TASK GOAL
All the data must come back unchanged, except that pictures are left out.

..............................

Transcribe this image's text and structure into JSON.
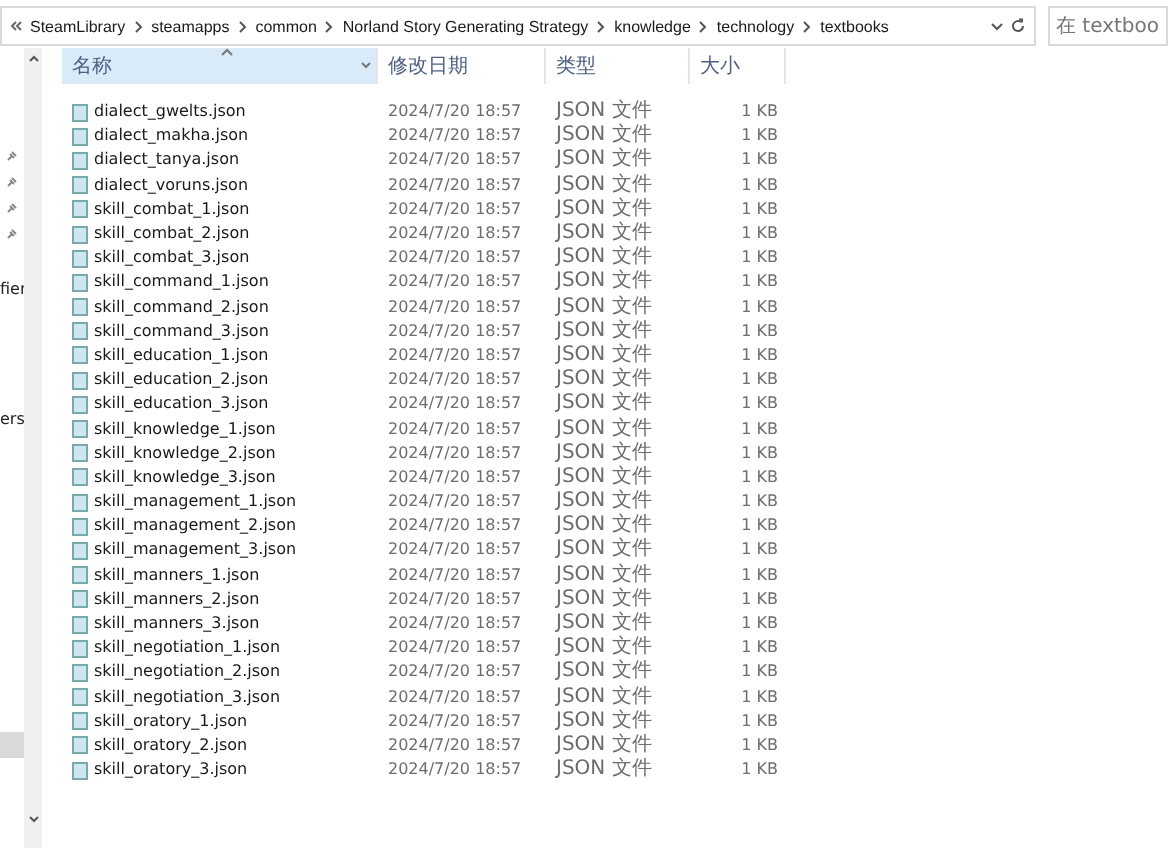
{
  "address_bar": {
    "path": [
      "SteamLibrary",
      "steamapps",
      "common",
      "Norland Story Generating Strategy",
      "knowledge",
      "technology",
      "textbooks"
    ]
  },
  "search": {
    "placeholder": "在 textboo"
  },
  "nav_pane": {
    "items": [
      {
        "label": "fier",
        "selected": false
      },
      {
        "label": "ers",
        "selected": false
      },
      {
        "selected": true
      }
    ]
  },
  "table": {
    "columns": [
      {
        "label": "名称",
        "sorted": true
      },
      {
        "label": "修改日期",
        "sorted": false
      },
      {
        "label": "类型",
        "sorted": false
      },
      {
        "label": "大小",
        "sorted": false
      }
    ],
    "rows": [
      {
        "name": "dialect_gwelts.json",
        "date": "2024/7/20 18:57",
        "type": "JSON 文件",
        "size": "1 KB"
      },
      {
        "name": "dialect_makha.json",
        "date": "2024/7/20 18:57",
        "type": "JSON 文件",
        "size": "1 KB"
      },
      {
        "name": "dialect_tanya.json",
        "date": "2024/7/20 18:57",
        "type": "JSON 文件",
        "size": "1 KB"
      },
      {
        "name": "dialect_voruns.json",
        "date": "2024/7/20 18:57",
        "type": "JSON 文件",
        "size": "1 KB"
      },
      {
        "name": "skill_combat_1.json",
        "date": "2024/7/20 18:57",
        "type": "JSON 文件",
        "size": "1 KB"
      },
      {
        "name": "skill_combat_2.json",
        "date": "2024/7/20 18:57",
        "type": "JSON 文件",
        "size": "1 KB"
      },
      {
        "name": "skill_combat_3.json",
        "date": "2024/7/20 18:57",
        "type": "JSON 文件",
        "size": "1 KB"
      },
      {
        "name": "skill_command_1.json",
        "date": "2024/7/20 18:57",
        "type": "JSON 文件",
        "size": "1 KB"
      },
      {
        "name": "skill_command_2.json",
        "date": "2024/7/20 18:57",
        "type": "JSON 文件",
        "size": "1 KB"
      },
      {
        "name": "skill_command_3.json",
        "date": "2024/7/20 18:57",
        "type": "JSON 文件",
        "size": "1 KB"
      },
      {
        "name": "skill_education_1.json",
        "date": "2024/7/20 18:57",
        "type": "JSON 文件",
        "size": "1 KB"
      },
      {
        "name": "skill_education_2.json",
        "date": "2024/7/20 18:57",
        "type": "JSON 文件",
        "size": "1 KB"
      },
      {
        "name": "skill_education_3.json",
        "date": "2024/7/20 18:57",
        "type": "JSON 文件",
        "size": "1 KB"
      },
      {
        "name": "skill_knowledge_1.json",
        "date": "2024/7/20 18:57",
        "type": "JSON 文件",
        "size": "1 KB"
      },
      {
        "name": "skill_knowledge_2.json",
        "date": "2024/7/20 18:57",
        "type": "JSON 文件",
        "size": "1 KB"
      },
      {
        "name": "skill_knowledge_3.json",
        "date": "2024/7/20 18:57",
        "type": "JSON 文件",
        "size": "1 KB"
      },
      {
        "name": "skill_management_1.json",
        "date": "2024/7/20 18:57",
        "type": "JSON 文件",
        "size": "1 KB"
      },
      {
        "name": "skill_management_2.json",
        "date": "2024/7/20 18:57",
        "type": "JSON 文件",
        "size": "1 KB"
      },
      {
        "name": "skill_management_3.json",
        "date": "2024/7/20 18:57",
        "type": "JSON 文件",
        "size": "1 KB"
      },
      {
        "name": "skill_manners_1.json",
        "date": "2024/7/20 18:57",
        "type": "JSON 文件",
        "size": "1 KB"
      },
      {
        "name": "skill_manners_2.json",
        "date": "2024/7/20 18:57",
        "type": "JSON 文件",
        "size": "1 KB"
      },
      {
        "name": "skill_manners_3.json",
        "date": "2024/7/20 18:57",
        "type": "JSON 文件",
        "size": "1 KB"
      },
      {
        "name": "skill_negotiation_1.json",
        "date": "2024/7/20 18:57",
        "type": "JSON 文件",
        "size": "1 KB"
      },
      {
        "name": "skill_negotiation_2.json",
        "date": "2024/7/20 18:57",
        "type": "JSON 文件",
        "size": "1 KB"
      },
      {
        "name": "skill_negotiation_3.json",
        "date": "2024/7/20 18:57",
        "type": "JSON 文件",
        "size": "1 KB"
      },
      {
        "name": "skill_oratory_1.json",
        "date": "2024/7/20 18:57",
        "type": "JSON 文件",
        "size": "1 KB"
      },
      {
        "name": "skill_oratory_2.json",
        "date": "2024/7/20 18:57",
        "type": "JSON 文件",
        "size": "1 KB"
      },
      {
        "name": "skill_oratory_3.json",
        "date": "2024/7/20 18:57",
        "type": "JSON 文件",
        "size": "1 KB"
      }
    ]
  }
}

..............................

REPLY
Transcribe this image's text and structure into JSON.
{
  "address_bar": {
    "path": [
      "SteamLibrary",
      "steamapps",
      "common",
      "Norland Story Generating Strategy",
      "knowledge",
      "technology",
      "textbooks"
    ]
  },
  "search": {
    "placeholder": "在 textboo"
  },
  "nav_pane": {
    "items": [
      {
        "label": "fier",
        "selected": false
      },
      {
        "label": "ers",
        "selected": false
      },
      {
        "selected": true
      }
    ]
  },
  "table": {
    "columns": [
      {
        "label": "名称",
        "sorted": true
      },
      {
        "label": "修改日期",
        "sorted": false
      },
      {
        "label": "类型",
        "sorted": false
      },
      {
        "label": "大小",
        "sorted": false
      }
    ],
    "rows": [
      {
        "name": "dialect_gwelts.json",
        "date": "2024/7/20 18:57",
        "type": "JSON 文件",
        "size": "1 KB"
      },
      {
        "name": "dialect_makha.json",
        "date": "2024/7/20 18:57",
        "type": "JSON 文件",
        "size": "1 KB"
      },
      {
        "name": "dialect_tanya.json",
        "date": "2024/7/20 18:57",
        "type": "JSON 文件",
        "size": "1 KB"
      },
      {
        "name": "dialect_voruns.json",
        "date": "2024/7/20 18:57",
        "type": "JSON 文件",
        "size": "1 KB"
      },
      {
        "name": "skill_combat_1.json",
        "date": "2024/7/20 18:57",
        "type": "JSON 文件",
        "size": "1 KB"
      },
      {
        "name": "skill_combat_2.json",
        "date": "2024/7/20 18:57",
        "type": "JSON 文件",
        "size": "1 KB"
      },
      {
        "name": "skill_combat_3.json",
        "date": "2024/7/20 18:57",
        "type": "JSON 文件",
        "size": "1 KB"
      },
      {
        "name": "skill_command_1.json",
        "date": "2024/7/20 18:57",
        "type": "JSON 文件",
        "size": "1 KB"
      },
      {
        "name": "skill_command_2.json",
        "date": "2024/7/20 18:57",
        "type": "JSON 文件",
        "size": "1 KB"
      },
      {
        "name": "skill_command_3.json",
        "date": "2024/7/20 18:57",
        "type": "JSON 文件",
        "size": "1 KB"
      },
      {
        "name": "skill_education_1.json",
        "date": "2024/7/20 18:57",
        "type": "JSON 文件",
        "size": "1 KB"
      },
      {
        "name": "skill_education_2.json",
        "date": "2024/7/20 18:57",
        "type": "JSON 文件",
        "size": "1 KB"
      },
      {
        "name": "skill_education_3.json",
        "date": "2024/7/20 18:57",
        "type": "JSON 文件",
        "size": "1 KB"
      },
      {
        "name": "skill_knowledge_1.json",
        "date": "2024/7/20 18:57",
        "type": "JSON 文件",
        "size": "1 KB"
      },
      {
        "name": "skill_knowledge_2.json",
        "date": "2024/7/20 18:57",
        "type": "JSON 文件",
        "size": "1 KB"
      },
      {
        "name": "skill_knowledge_3.json",
        "date": "2024/7/20 18:57",
        "type": "JSON 文件",
        "size": "1 KB"
      },
      {
        "name": "skill_management_1.json",
        "date": "2024/7/20 18:57",
        "type": "JSON 文件",
        "size": "1 KB"
      },
      {
        "name": "skill_management_2.json",
        "date": "2024/7/20 18:57",
        "type": "JSON 文件",
        "size": "1 KB"
      },
      {
        "name": "skill_management_3.json",
        "date": "2024/7/20 18:57",
        "type": "JSON 文件",
        "size": "1 KB"
      },
      {
        "name": "skill_manners_1.json",
        "date": "2024/7/20 18:57",
        "type": "JSON 文件",
        "size": "1 KB"
      },
      {
        "name": "skill_manners_2.json",
        "date": "2024/7/20 18:57",
        "type": "JSON 文件",
        "size": "1 KB"
      },
      {
        "name": "skill_manners_3.json",
        "date": "2024/7/20 18:57",
        "type": "JSON 文件",
        "size": "1 KB"
      },
      {
        "name": "skill_negotiation_1.json",
        "date": "2024/7/20 18:57",
        "type": "JSON 文件",
        "size": "1 KB"
      },
      {
        "name": "skill_negotiation_2.json",
        "date": "2024/7/20 18:57",
        "type": "JSON 文件",
        "size": "1 KB"
      },
      {
        "name": "skill_negotiation_3.json",
        "date": "2024/7/20 18:57",
        "type": "JSON 文件",
        "size": "1 KB"
      },
      {
        "name": "skill_oratory_1.json",
        "date": "2024/7/20 18:57",
        "type": "JSON 文件",
        "size": "1 KB"
      },
      {
        "name": "skill_oratory_2.json",
        "date": "2024/7/20 18:57",
        "type": "JSON 文件",
        "size": "1 KB"
      },
      {
        "name": "skill_oratory_3.json",
        "date": "2024/7/20 18:57",
        "type": "JSON 文件",
        "size": "1 KB"
      }
    ]
  }
}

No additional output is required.